Saved entries:

--*--

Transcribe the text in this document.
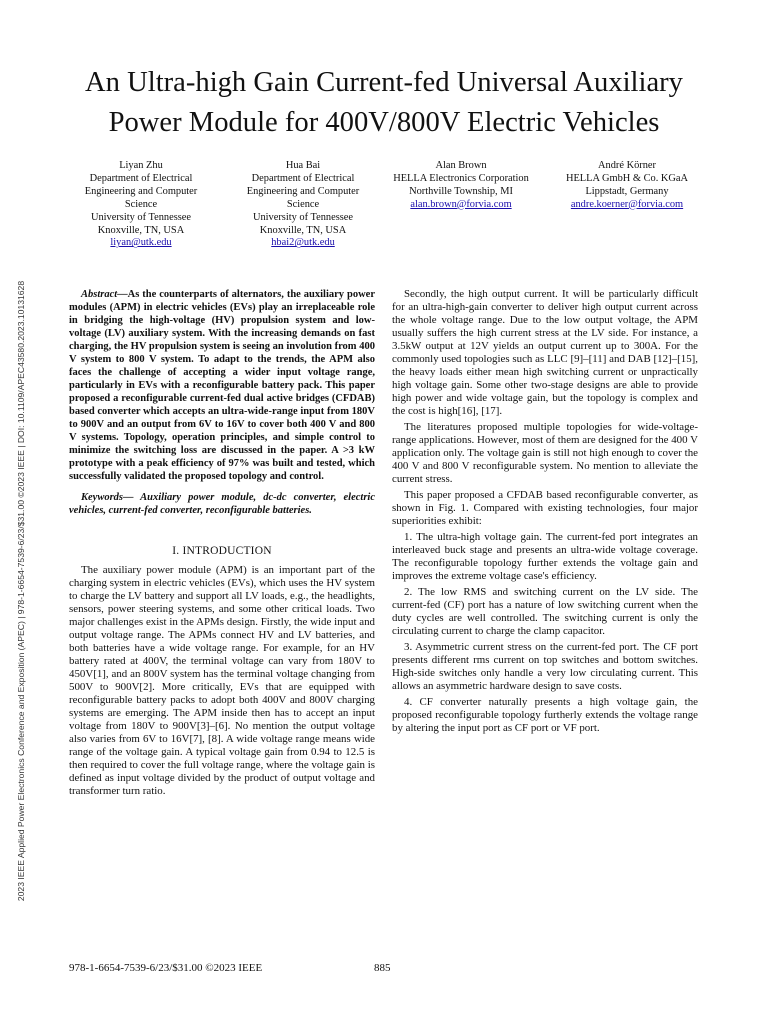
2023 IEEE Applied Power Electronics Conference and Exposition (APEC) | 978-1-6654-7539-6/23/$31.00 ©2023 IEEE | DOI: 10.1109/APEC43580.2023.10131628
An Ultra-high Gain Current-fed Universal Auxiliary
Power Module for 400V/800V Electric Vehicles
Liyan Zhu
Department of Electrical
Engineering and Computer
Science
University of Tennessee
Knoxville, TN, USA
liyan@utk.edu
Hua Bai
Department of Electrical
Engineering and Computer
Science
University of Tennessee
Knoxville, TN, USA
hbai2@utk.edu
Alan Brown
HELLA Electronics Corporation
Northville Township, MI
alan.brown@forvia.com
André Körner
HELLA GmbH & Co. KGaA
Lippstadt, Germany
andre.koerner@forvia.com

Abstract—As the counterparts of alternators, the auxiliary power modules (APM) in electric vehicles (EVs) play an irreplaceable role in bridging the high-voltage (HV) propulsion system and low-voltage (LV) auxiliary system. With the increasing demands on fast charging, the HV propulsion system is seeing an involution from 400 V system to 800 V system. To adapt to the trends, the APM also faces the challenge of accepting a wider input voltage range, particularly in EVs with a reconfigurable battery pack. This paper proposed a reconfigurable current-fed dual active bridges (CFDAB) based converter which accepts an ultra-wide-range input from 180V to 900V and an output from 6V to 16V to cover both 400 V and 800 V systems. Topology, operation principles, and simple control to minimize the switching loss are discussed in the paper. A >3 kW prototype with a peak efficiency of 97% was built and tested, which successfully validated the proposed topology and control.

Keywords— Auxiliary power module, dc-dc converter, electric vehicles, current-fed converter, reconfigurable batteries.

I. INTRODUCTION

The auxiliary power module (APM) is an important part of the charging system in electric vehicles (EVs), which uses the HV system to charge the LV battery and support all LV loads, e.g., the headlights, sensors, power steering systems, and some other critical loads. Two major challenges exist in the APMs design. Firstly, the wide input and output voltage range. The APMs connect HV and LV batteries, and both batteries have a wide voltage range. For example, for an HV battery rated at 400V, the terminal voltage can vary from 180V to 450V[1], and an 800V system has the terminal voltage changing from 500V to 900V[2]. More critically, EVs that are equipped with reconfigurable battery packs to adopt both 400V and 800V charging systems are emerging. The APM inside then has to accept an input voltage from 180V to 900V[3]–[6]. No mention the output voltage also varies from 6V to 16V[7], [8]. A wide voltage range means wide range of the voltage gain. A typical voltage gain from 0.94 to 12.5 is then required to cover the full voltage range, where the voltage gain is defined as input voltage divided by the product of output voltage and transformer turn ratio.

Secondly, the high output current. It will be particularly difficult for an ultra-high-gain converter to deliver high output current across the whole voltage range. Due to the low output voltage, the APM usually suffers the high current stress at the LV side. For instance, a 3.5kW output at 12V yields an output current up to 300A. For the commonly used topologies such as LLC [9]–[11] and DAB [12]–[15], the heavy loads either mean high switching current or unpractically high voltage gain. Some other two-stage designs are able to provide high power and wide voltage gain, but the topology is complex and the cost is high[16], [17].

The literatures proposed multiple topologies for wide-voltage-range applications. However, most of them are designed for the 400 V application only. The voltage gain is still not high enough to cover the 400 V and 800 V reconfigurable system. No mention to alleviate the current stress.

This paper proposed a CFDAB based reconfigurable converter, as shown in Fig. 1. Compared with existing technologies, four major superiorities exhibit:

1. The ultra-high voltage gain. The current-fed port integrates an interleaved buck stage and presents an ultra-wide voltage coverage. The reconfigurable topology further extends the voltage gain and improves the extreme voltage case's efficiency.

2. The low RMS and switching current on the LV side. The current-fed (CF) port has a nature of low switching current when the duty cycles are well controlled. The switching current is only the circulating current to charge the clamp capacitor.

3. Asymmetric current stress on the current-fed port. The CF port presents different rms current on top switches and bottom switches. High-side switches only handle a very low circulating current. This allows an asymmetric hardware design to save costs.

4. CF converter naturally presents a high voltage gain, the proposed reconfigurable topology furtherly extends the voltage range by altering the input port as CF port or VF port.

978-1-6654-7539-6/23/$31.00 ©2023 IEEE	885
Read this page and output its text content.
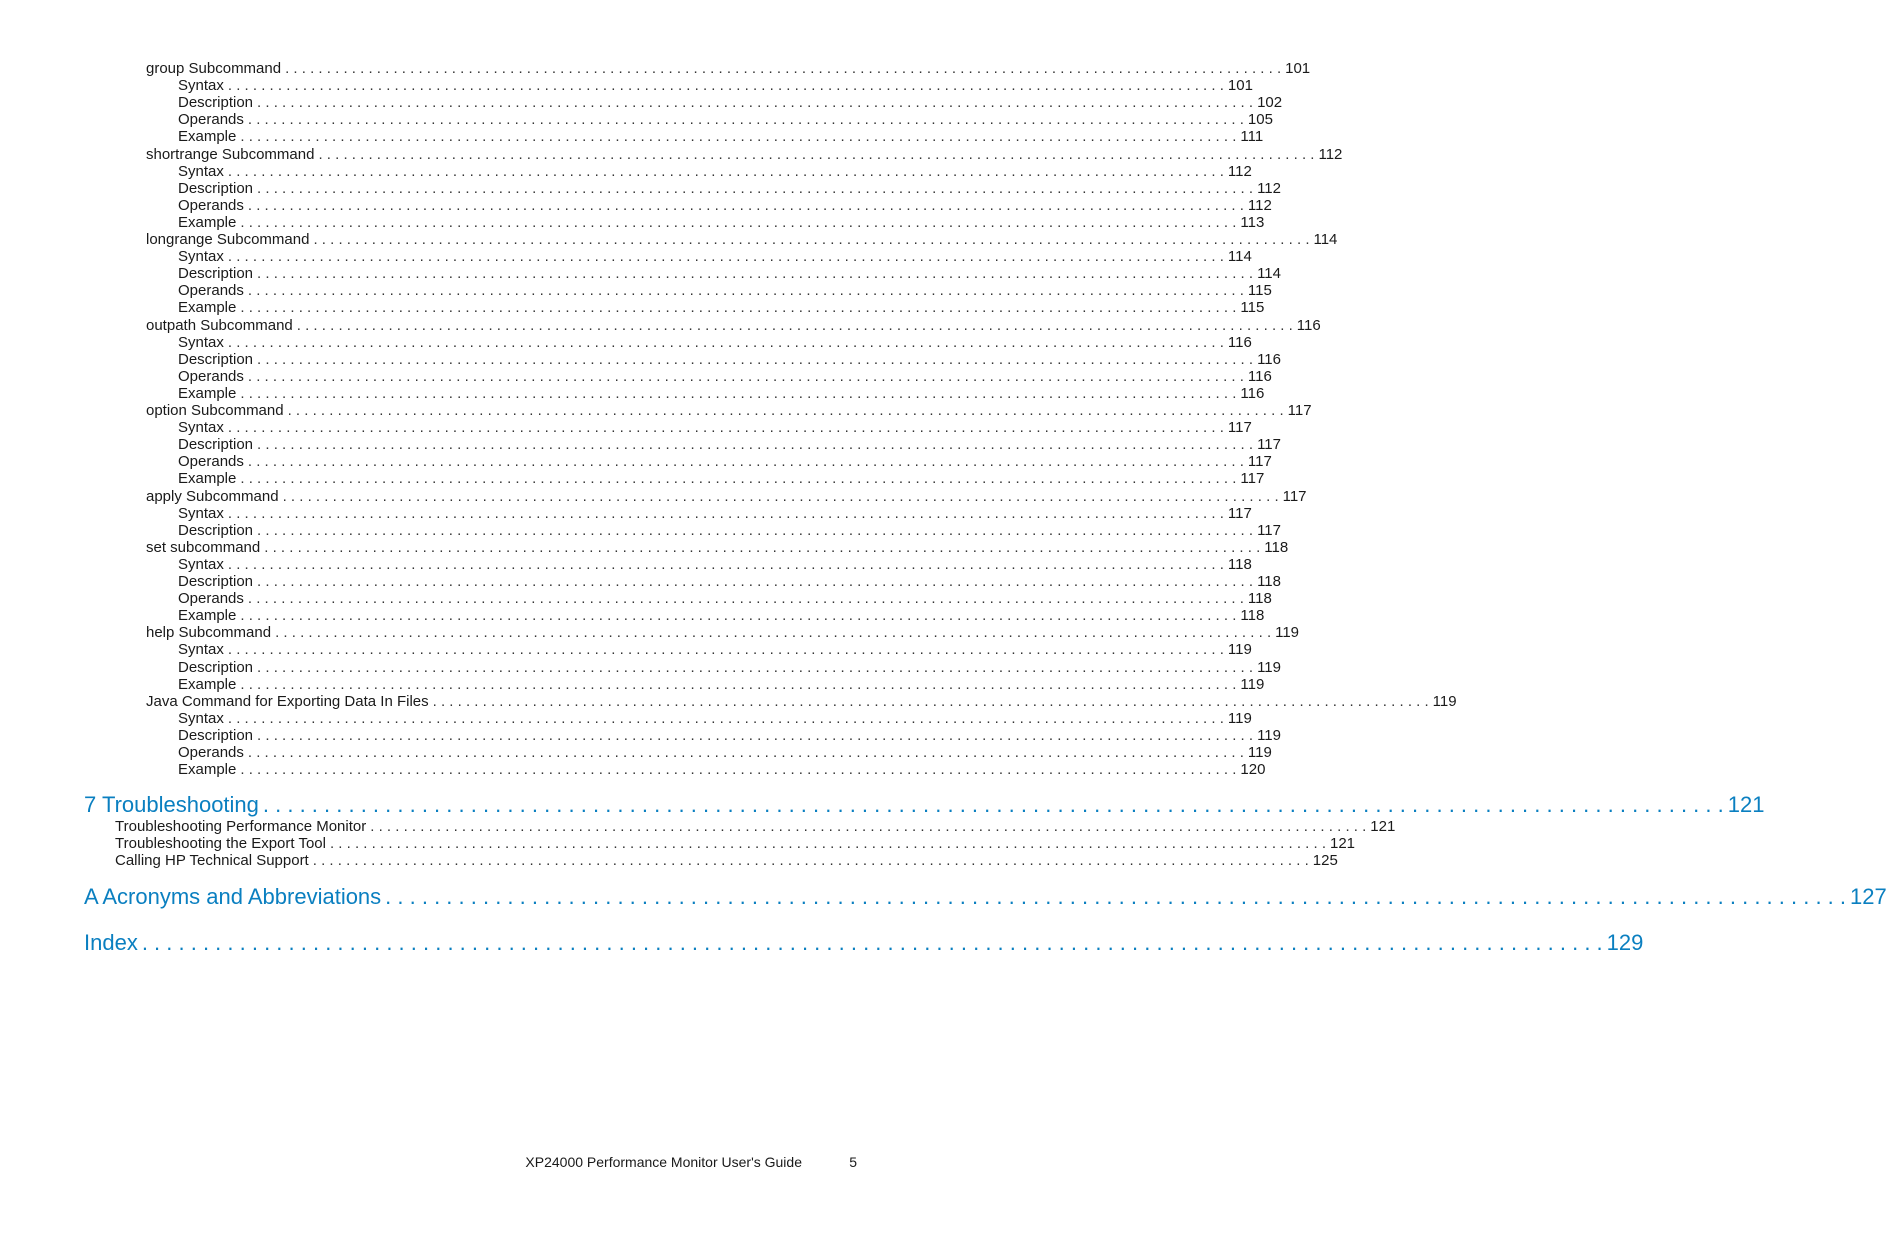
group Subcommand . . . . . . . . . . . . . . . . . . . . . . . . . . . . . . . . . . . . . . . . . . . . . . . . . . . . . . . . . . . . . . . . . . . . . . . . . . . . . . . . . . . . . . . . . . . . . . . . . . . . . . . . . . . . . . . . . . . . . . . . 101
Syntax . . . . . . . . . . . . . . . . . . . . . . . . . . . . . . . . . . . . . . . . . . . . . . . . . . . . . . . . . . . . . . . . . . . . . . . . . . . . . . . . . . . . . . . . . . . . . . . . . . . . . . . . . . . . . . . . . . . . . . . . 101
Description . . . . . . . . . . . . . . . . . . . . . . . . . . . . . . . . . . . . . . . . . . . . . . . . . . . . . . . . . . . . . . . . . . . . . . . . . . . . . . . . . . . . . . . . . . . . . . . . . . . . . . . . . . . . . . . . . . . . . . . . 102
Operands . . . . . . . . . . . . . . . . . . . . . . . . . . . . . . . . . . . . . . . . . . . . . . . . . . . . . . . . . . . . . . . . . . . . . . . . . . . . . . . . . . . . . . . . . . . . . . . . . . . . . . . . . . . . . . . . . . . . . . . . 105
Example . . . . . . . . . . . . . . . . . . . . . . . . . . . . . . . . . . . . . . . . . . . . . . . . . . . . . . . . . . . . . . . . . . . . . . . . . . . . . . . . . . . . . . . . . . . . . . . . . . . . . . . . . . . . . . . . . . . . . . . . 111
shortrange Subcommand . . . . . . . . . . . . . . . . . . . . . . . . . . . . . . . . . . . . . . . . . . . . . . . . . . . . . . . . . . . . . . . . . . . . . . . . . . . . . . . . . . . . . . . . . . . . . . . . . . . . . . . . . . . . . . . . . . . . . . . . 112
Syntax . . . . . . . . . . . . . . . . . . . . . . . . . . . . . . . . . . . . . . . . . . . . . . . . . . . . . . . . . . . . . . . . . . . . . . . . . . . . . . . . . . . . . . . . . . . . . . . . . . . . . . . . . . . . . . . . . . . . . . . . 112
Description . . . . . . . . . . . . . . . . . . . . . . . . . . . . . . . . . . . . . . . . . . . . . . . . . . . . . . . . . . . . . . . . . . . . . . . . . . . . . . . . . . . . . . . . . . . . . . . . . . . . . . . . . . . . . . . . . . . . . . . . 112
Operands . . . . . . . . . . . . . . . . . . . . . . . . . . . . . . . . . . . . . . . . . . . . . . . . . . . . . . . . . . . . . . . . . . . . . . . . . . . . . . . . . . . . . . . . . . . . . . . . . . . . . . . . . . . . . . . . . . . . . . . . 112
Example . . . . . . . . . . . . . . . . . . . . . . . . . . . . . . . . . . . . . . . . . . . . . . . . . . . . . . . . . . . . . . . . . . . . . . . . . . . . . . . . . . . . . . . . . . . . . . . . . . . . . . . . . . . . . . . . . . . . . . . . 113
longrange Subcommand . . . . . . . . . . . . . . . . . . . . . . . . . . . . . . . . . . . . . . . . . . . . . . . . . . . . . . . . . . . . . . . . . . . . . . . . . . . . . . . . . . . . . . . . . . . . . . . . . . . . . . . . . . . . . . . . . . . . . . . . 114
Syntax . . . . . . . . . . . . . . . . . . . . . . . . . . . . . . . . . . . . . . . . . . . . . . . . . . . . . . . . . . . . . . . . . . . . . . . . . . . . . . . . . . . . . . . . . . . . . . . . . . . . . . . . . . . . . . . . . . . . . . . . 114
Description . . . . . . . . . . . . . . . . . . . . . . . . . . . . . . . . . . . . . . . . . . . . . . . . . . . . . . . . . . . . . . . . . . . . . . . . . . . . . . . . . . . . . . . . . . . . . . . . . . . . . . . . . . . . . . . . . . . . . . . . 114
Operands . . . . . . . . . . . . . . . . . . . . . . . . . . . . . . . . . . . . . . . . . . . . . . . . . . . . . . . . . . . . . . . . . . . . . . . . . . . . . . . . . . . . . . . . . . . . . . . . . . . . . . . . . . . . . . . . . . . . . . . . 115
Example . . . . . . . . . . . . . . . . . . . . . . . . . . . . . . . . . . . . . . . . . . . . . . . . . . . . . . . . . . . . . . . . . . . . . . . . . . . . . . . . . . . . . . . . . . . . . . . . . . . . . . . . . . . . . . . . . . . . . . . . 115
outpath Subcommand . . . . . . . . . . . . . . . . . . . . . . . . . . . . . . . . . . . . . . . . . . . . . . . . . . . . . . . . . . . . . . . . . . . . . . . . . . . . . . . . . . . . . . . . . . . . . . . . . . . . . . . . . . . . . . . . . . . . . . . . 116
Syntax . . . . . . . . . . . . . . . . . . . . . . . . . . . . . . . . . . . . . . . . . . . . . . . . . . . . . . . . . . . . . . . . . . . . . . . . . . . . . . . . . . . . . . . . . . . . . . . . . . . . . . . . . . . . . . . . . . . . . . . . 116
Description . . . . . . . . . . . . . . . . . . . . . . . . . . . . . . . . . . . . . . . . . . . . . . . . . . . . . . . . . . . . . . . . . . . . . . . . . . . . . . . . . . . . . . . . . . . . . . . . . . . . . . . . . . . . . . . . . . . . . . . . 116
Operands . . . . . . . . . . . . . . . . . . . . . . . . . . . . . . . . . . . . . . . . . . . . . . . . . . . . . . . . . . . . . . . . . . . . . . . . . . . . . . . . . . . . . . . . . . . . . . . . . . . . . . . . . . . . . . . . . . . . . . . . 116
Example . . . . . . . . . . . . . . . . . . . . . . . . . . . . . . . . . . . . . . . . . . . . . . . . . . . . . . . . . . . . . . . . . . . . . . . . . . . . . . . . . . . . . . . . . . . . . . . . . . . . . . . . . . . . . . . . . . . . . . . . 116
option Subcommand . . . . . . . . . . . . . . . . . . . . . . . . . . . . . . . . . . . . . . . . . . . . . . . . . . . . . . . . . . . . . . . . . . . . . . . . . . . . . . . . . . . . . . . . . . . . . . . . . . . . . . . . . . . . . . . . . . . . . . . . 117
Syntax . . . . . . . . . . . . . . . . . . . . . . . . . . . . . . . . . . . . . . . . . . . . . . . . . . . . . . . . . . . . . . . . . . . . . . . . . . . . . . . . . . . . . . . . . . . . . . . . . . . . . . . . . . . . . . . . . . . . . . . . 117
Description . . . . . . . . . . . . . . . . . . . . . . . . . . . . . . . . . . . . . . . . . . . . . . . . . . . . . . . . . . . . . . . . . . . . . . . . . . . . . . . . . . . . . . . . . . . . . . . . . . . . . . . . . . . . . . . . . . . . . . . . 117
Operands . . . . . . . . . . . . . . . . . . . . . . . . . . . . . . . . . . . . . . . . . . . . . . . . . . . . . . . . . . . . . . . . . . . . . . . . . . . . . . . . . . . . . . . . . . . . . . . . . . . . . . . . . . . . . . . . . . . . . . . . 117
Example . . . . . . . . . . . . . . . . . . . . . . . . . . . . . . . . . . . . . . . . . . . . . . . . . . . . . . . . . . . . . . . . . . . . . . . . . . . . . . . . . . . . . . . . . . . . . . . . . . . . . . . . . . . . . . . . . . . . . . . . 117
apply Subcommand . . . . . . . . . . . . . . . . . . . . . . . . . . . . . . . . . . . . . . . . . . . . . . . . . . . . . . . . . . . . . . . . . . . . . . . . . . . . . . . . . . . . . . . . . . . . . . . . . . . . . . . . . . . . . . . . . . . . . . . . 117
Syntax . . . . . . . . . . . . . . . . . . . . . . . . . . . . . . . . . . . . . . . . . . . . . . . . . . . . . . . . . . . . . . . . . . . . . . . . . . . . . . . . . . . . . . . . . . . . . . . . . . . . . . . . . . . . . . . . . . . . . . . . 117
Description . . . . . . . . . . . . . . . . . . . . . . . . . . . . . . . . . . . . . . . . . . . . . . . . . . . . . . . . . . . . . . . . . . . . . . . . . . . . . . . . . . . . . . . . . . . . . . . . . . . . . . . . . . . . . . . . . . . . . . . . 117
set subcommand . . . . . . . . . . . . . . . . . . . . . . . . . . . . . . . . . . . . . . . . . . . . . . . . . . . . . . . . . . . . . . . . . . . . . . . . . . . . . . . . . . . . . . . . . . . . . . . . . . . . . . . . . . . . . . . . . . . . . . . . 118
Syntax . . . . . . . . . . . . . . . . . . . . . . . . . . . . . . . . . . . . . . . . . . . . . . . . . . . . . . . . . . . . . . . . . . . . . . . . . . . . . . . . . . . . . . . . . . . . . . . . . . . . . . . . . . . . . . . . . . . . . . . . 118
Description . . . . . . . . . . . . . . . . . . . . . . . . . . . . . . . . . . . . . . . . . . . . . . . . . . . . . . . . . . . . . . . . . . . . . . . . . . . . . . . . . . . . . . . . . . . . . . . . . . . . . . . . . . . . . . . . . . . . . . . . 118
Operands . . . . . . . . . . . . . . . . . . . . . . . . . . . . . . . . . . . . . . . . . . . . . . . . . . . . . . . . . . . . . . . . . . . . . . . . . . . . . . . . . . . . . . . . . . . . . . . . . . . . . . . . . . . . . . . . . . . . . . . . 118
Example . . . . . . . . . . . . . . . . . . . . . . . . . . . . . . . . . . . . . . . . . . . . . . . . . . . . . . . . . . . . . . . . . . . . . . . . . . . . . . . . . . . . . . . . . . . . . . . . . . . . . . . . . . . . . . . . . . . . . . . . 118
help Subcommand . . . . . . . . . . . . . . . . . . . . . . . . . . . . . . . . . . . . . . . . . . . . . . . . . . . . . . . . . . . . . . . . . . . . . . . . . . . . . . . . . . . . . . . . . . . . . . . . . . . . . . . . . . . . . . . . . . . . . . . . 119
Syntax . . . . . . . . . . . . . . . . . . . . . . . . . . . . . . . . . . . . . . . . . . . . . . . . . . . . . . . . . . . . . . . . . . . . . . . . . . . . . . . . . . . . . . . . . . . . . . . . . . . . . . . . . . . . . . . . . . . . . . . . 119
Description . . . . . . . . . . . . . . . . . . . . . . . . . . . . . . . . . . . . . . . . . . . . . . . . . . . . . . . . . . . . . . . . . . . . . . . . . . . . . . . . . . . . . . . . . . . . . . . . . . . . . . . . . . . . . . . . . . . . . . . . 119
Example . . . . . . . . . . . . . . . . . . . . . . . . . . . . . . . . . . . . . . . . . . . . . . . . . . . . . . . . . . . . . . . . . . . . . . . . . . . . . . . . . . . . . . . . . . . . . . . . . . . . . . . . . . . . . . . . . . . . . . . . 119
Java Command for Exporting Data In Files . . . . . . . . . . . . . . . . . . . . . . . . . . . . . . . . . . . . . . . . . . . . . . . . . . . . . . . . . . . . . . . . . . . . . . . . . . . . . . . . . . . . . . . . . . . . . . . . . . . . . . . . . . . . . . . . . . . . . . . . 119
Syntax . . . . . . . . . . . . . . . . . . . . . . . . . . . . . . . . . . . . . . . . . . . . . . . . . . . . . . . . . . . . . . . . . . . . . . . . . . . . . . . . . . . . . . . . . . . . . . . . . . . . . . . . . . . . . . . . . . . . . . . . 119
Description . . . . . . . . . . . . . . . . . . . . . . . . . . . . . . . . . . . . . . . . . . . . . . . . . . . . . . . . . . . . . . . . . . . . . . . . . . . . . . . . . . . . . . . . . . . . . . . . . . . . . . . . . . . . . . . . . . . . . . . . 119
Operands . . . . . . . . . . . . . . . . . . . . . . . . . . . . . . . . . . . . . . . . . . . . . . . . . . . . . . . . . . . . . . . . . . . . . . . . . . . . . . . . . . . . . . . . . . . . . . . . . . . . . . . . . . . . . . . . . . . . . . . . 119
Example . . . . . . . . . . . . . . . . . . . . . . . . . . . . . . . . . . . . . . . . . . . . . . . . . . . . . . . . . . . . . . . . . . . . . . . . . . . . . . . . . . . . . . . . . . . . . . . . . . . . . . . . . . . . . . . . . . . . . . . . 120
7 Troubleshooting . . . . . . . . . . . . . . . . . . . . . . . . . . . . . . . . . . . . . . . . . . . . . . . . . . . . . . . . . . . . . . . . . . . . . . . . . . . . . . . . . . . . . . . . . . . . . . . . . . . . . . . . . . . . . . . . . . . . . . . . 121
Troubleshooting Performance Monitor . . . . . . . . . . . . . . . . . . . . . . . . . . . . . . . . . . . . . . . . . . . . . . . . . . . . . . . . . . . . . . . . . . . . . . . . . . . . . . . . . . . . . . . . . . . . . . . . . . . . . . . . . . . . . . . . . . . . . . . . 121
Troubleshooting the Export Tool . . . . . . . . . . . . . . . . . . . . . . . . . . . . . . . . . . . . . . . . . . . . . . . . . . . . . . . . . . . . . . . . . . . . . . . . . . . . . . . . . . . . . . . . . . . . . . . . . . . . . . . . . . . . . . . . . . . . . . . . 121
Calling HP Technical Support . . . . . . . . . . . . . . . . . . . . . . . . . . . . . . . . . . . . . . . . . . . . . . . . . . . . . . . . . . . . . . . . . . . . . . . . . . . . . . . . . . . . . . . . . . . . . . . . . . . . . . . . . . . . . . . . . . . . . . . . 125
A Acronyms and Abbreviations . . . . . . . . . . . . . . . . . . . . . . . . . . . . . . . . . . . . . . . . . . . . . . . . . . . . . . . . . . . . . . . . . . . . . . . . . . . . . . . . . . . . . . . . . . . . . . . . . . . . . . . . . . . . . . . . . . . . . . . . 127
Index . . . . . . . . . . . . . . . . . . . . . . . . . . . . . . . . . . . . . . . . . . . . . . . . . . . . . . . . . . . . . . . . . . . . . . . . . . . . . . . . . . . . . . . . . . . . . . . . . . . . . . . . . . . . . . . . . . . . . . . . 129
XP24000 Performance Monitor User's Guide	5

--*--

● **Task to carry out**
Copy every line in the entries above that has the string "forvia" in it.

● **Response**
alan.brown@forvia.com
andre.koerner@forvia.com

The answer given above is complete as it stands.